Data excerpts:
## START
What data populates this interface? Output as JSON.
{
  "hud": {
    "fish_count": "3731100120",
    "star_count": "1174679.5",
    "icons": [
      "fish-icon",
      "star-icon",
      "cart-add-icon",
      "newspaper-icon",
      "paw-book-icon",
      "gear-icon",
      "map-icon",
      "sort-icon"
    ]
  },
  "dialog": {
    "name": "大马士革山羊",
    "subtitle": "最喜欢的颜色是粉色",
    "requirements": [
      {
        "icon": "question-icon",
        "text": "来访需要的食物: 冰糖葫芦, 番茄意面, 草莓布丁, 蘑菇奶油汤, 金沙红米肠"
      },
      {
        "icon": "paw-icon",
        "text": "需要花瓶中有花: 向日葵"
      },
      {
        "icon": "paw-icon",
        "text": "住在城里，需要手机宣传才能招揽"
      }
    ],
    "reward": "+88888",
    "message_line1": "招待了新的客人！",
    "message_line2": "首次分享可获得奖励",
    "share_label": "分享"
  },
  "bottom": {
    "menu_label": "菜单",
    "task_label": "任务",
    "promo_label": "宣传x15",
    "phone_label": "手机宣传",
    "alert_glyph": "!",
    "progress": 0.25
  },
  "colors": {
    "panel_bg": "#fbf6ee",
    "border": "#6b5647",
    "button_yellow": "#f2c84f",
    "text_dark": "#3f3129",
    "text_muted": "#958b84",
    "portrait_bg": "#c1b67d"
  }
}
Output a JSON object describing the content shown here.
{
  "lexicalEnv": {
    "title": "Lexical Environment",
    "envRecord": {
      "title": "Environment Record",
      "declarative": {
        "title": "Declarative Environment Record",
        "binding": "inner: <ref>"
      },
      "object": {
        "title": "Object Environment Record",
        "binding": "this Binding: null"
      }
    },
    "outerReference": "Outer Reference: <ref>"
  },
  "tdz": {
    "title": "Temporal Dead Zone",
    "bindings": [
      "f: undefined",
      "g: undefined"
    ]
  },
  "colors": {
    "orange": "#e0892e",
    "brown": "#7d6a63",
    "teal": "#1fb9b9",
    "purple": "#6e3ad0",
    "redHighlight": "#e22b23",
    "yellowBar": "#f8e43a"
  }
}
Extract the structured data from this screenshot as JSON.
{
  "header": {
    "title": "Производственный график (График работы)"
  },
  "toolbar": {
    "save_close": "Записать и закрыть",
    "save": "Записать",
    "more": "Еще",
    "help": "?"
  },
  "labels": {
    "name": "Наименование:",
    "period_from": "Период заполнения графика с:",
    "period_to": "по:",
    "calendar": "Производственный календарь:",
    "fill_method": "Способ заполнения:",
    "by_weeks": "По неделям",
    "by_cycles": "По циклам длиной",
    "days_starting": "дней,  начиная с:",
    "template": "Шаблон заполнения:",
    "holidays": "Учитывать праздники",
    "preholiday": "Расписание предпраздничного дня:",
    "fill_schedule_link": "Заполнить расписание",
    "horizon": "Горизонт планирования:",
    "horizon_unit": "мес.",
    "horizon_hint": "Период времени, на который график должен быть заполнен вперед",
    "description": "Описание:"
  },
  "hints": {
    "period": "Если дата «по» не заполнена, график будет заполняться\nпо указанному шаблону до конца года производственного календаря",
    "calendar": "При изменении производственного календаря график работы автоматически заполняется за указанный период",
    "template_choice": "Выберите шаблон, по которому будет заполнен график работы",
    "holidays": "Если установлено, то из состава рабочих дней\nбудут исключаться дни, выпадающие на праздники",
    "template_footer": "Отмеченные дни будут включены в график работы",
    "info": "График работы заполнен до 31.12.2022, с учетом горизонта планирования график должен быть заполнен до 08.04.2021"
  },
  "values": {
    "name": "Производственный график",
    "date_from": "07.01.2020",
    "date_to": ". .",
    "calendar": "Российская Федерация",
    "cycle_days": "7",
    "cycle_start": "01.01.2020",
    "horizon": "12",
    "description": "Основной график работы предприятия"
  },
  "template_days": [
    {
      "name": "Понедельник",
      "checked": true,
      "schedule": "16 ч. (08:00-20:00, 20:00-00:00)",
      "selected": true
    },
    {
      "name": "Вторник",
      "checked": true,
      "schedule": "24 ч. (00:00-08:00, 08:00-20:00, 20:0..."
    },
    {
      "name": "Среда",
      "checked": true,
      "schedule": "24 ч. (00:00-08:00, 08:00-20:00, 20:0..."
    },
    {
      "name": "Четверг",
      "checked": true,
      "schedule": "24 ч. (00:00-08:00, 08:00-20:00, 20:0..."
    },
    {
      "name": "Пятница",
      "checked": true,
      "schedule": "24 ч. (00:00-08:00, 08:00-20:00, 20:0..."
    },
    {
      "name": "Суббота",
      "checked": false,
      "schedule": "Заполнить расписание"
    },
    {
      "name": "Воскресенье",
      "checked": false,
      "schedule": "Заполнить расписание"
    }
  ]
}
## END
*EXERCISE OBJECTIVE*.
Count each line with "JSON" in it and report that figure by itself.

*EXERCISE RESULT*.
3